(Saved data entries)
——
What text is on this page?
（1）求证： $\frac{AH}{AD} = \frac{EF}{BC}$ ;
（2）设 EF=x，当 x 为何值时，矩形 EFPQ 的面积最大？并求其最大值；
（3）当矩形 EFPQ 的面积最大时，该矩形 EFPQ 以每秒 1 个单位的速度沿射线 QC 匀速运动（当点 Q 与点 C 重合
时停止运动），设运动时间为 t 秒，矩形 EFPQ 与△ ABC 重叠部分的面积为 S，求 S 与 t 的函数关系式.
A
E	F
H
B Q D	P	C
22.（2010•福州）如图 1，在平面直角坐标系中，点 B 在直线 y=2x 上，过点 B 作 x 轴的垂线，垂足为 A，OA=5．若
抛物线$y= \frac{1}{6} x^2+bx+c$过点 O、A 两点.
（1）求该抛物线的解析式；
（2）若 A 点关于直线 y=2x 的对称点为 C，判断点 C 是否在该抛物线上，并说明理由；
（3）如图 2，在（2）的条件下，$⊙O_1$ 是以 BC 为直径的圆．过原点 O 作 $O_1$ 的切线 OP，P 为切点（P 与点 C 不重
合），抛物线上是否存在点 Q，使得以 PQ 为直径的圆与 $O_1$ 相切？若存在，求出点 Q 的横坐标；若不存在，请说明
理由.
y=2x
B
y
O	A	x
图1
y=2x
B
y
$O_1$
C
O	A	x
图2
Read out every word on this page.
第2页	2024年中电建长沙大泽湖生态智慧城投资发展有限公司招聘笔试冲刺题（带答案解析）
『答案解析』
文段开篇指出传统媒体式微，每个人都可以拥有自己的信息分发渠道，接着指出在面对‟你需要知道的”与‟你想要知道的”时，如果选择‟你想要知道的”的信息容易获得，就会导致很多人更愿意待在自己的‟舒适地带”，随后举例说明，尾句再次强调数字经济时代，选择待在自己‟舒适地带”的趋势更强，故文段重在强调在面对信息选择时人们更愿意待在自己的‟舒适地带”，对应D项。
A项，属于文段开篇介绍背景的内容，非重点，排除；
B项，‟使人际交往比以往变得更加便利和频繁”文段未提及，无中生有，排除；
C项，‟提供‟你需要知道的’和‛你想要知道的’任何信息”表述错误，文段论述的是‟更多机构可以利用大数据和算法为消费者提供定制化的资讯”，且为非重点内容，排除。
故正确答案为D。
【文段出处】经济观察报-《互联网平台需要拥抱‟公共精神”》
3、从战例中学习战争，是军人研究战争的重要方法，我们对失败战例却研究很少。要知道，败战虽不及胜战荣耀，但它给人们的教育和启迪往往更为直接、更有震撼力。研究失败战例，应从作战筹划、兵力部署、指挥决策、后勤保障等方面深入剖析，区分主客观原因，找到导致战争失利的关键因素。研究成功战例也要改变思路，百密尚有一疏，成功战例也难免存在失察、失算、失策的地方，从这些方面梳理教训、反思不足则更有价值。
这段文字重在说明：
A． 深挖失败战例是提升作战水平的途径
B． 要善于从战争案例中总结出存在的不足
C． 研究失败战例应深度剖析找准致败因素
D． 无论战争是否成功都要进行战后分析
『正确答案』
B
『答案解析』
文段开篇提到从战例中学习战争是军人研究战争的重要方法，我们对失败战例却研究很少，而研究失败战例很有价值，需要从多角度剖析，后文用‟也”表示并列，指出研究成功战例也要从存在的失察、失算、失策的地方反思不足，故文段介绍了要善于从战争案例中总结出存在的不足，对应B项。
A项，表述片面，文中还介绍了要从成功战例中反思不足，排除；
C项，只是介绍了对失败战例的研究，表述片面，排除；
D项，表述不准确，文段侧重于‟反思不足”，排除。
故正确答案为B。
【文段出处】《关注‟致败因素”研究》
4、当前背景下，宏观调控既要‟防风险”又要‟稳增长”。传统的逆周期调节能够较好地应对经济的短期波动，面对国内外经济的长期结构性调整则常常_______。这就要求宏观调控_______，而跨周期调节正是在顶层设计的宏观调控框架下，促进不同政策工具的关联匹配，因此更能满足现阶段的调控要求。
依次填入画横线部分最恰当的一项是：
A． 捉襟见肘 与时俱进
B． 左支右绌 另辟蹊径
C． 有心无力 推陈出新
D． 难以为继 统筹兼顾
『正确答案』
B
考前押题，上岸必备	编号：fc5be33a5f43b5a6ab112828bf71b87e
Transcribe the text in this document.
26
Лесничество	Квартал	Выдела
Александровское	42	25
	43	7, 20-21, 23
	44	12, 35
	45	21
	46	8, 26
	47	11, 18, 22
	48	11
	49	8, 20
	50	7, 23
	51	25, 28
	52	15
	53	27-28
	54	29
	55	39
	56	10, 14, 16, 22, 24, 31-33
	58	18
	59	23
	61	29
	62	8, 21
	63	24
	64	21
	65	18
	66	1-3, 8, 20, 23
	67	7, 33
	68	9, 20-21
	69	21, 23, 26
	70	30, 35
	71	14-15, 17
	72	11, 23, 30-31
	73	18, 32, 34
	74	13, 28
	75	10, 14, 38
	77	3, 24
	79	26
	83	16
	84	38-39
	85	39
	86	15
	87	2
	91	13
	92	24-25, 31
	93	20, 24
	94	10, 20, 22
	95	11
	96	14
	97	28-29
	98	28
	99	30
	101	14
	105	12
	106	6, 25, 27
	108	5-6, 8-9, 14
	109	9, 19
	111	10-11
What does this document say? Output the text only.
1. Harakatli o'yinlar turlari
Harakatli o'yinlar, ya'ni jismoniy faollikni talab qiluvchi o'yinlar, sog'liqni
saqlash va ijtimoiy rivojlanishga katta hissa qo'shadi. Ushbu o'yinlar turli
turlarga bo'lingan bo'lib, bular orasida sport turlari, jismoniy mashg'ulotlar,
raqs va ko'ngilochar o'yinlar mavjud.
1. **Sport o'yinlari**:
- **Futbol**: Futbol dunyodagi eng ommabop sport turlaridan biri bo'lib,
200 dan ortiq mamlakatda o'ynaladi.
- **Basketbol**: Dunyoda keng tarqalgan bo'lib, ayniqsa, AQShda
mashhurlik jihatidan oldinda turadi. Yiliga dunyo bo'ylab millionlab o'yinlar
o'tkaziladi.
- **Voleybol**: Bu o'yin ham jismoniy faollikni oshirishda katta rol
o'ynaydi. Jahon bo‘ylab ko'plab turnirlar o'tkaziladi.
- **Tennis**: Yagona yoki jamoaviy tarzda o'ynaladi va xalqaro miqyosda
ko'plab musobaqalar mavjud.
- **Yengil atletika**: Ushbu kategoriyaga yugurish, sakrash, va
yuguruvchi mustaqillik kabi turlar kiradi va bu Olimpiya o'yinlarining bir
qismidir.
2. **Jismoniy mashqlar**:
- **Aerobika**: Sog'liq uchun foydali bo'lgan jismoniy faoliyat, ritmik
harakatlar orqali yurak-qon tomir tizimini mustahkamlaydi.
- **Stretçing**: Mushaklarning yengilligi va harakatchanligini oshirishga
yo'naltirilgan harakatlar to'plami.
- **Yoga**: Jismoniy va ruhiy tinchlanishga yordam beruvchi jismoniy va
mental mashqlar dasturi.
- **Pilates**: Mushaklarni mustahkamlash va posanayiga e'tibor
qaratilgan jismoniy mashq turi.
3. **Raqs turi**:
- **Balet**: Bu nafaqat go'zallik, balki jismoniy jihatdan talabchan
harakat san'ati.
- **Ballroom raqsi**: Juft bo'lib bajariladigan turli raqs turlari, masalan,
——
Stated problem - Reproduce the material exactly, with every line intact.

Output for this task -
What text is on this page?
（1）求证： $\frac{AH}{AD} = \frac{EF}{BC}$ ;
（2）设 EF=x，当 x 为何值时，矩形 EFPQ 的面积最大？并求其最大值；
（3）当矩形 EFPQ 的面积最大时，该矩形 EFPQ 以每秒 1 个单位的速度沿射线 QC 匀速运动（当点 Q 与点 C 重合
时停止运动），设运动时间为 t 秒，矩形 EFPQ 与△ ABC 重叠部分的面积为 S，求 S 与 t 的函数关系式.
A
E	F
H
B Q D	P	C
22.（2010•福州）如图 1，在平面直角坐标系中，点 B 在直线 y=2x 上，过点 B 作 x 轴的垂线，垂足为 A，OA=5．若
抛物线$y= \frac{1}{6} x^2+bx+c$过点 O、A 两点.
（1）求该抛物线的解析式；
（2）若 A 点关于直线 y=2x 的对称点为 C，判断点 C 是否在该抛物线上，并说明理由；
（3）如图 2，在（2）的条件下，$⊙O_1$ 是以 BC 为直径的圆．过原点 O 作 $O_1$ 的切线 OP，P 为切点（P 与点 C 不重
合），抛物线上是否存在点 Q，使得以 PQ 为直径的圆与 $O_1$ 相切？若存在，求出点 Q 的横坐标；若不存在，请说明
理由.
y=2x
B
y
O	A	x
图1
y=2x
B
y
$O_1$
C
O	A	x
图2
Read out every word on this page.
第2页	2024年中电建长沙大泽湖生态智慧城投资发展有限公司招聘笔试冲刺题（带答案解析）
『答案解析』
文段开篇指出传统媒体式微，每个人都可以拥有自己的信息分发渠道，接着指出在面对‟你需要知道的”与‟你想要知道的”时，如果选择‟你想要知道的”的信息容易获得，就会导致很多人更愿意待在自己的‟舒适地带”，随后举例说明，尾句再次强调数字经济时代，选择待在自己‟舒适地带”的趋势更强，故文段重在强调在面对信息选择时人们更愿意待在自己的‟舒适地带”，对应D项。
A项，属于文段开篇介绍背景的内容，非重点，排除；
B项，‟使人际交往比以往变得更加便利和频繁”文段未提及，无中生有，排除；
C项，‟提供‟你需要知道的’和‛你想要知道的’任何信息”表述错误，文段论述的是‟更多机构可以利用大数据和算法为消费者提供定制化的资讯”，且为非重点内容，排除。
故正确答案为D。
【文段出处】经济观察报-《互联网平台需要拥抱‟公共精神”》
3、从战例中学习战争，是军人研究战争的重要方法，我们对失败战例却研究很少。要知道，败战虽不及胜战荣耀，但它给人们的教育和启迪往往更为直接、更有震撼力。研究失败战例，应从作战筹划、兵力部署、指挥决策、后勤保障等方面深入剖析，区分主客观原因，找到导致战争失利的关键因素。研究成功战例也要改变思路，百密尚有一疏，成功战例也难免存在失察、失算、失策的地方，从这些方面梳理教训、反思不足则更有价值。
这段文字重在说明：
A． 深挖失败战例是提升作战水平的途径
B． 要善于从战争案例中总结出存在的不足
C． 研究失败战例应深度剖析找准致败因素
D． 无论战争是否成功都要进行战后分析
『正确答案』
B
『答案解析』
文段开篇提到从战例中学习战争是军人研究战争的重要方法，我们对失败战例却研究很少，而研究失败战例很有价值，需要从多角度剖析，后文用‟也”表示并列，指出研究成功战例也要从存在的失察、失算、失策的地方反思不足，故文段介绍了要善于从战争案例中总结出存在的不足，对应B项。
A项，表述片面，文中还介绍了要从成功战例中反思不足，排除；
C项，只是介绍了对失败战例的研究，表述片面，排除；
D项，表述不准确，文段侧重于‟反思不足”，排除。
故正确答案为B。
【文段出处】《关注‟致败因素”研究》
4、当前背景下，宏观调控既要‟防风险”又要‟稳增长”。传统的逆周期调节能够较好地应对经济的短期波动，面对国内外经济的长期结构性调整则常常_______。这就要求宏观调控_______，而跨周期调节正是在顶层设计的宏观调控框架下，促进不同政策工具的关联匹配，因此更能满足现阶段的调控要求。
依次填入画横线部分最恰当的一项是：
A． 捉襟见肘 与时俱进
B． 左支右绌 另辟蹊径
C． 有心无力 推陈出新
D． 难以为继 统筹兼顾
『正确答案』
B
考前押题，上岸必备	编号：fc5be33a5f43b5a6ab112828bf71b87e
Transcribe the text in this document.
26
Лесничество	Квартал	Выдела
Александровское	42	25
	43	7, 20-21, 23
	44	12, 35
	45	21
	46	8, 26
	47	11, 18, 22
	48	11
	49	8, 20
	50	7, 23
	51	25, 28
	52	15
	53	27-28
	54	29
	55	39
	56	10, 14, 16, 22, 24, 31-33
	58	18
	59	23
	61	29
	62	8, 21
	63	24
	64	21
	65	18
	66	1-3, 8, 20, 23
	67	7, 33
	68	9, 20-21
	69	21, 23, 26
	70	30, 35
	71	14-15, 17
	72	11, 23, 30-31
	73	18, 32, 34
	74	13, 28
	75	10, 14, 38
	77	3, 24
	79	26
	83	16
	84	38-39
	85	39
	86	15
	87	2
	91	13
	92	24-25, 31
	93	20, 24
	94	10, 20, 22
	95	11
	96	14
	97	28-29
	98	28
	99	30
	101	14
	105	12
	106	6, 25, 27
	108	5-6, 8-9, 14
	109	9, 19
	111	10-11
What does this document say? Output the text only.
1. Harakatli o'yinlar turlari
Harakatli o'yinlar, ya'ni jismoniy faollikni talab qiluvchi o'yinlar, sog'liqni
saqlash va ijtimoiy rivojlanishga katta hissa qo'shadi. Ushbu o'yinlar turli
turlarga bo'lingan bo'lib, bular orasida sport turlari, jismoniy mashg'ulotlar,
raqs va ko'ngilochar o'yinlar mavjud.
1. **Sport o'yinlari**:
- **Futbol**: Futbol dunyodagi eng ommabop sport turlaridan biri bo'lib,
200 dan ortiq mamlakatda o'ynaladi.
- **Basketbol**: Dunyoda keng tarqalgan bo'lib, ayniqsa, AQShda
mashhurlik jihatidan oldinda turadi. Yiliga dunyo bo'ylab millionlab o'yinlar
o'tkaziladi.
- **Voleybol**: Bu o'yin ham jismoniy faollikni oshirishda katta rol
o'ynaydi. Jahon bo‘ylab ko'plab turnirlar o'tkaziladi.
- **Tennis**: Yagona yoki jamoaviy tarzda o'ynaladi va xalqaro miqyosda
ko'plab musobaqalar mavjud.
- **Yengil atletika**: Ushbu kategoriyaga yugurish, sakrash, va
yuguruvchi mustaqillik kabi turlar kiradi va bu Olimpiya o'yinlarining bir
qismidir.
2. **Jismoniy mashqlar**:
- **Aerobika**: Sog'liq uchun foydali bo'lgan jismoniy faoliyat, ritmik
harakatlar orqali yurak-qon tomir tizimini mustahkamlaydi.
- **Stretçing**: Mushaklarning yengilligi va harakatchanligini oshirishga
yo'naltirilgan harakatlar to'plami.
- **Yoga**: Jismoniy va ruhiy tinchlanishga yordam beruvchi jismoniy va
mental mashqlar dasturi.
- **Pilates**: Mushaklarni mustahkamlash va posanayiga e'tibor
qaratilgan jismoniy mashq turi.
3. **Raqs turi**:
- **Balet**: Bu nafaqat go'zallik, balki jismoniy jihatdan talabchan
harakat san'ati.
- **Ballroom raqsi**: Juft bo'lib bajariladigan turli raqs turlari, masalan,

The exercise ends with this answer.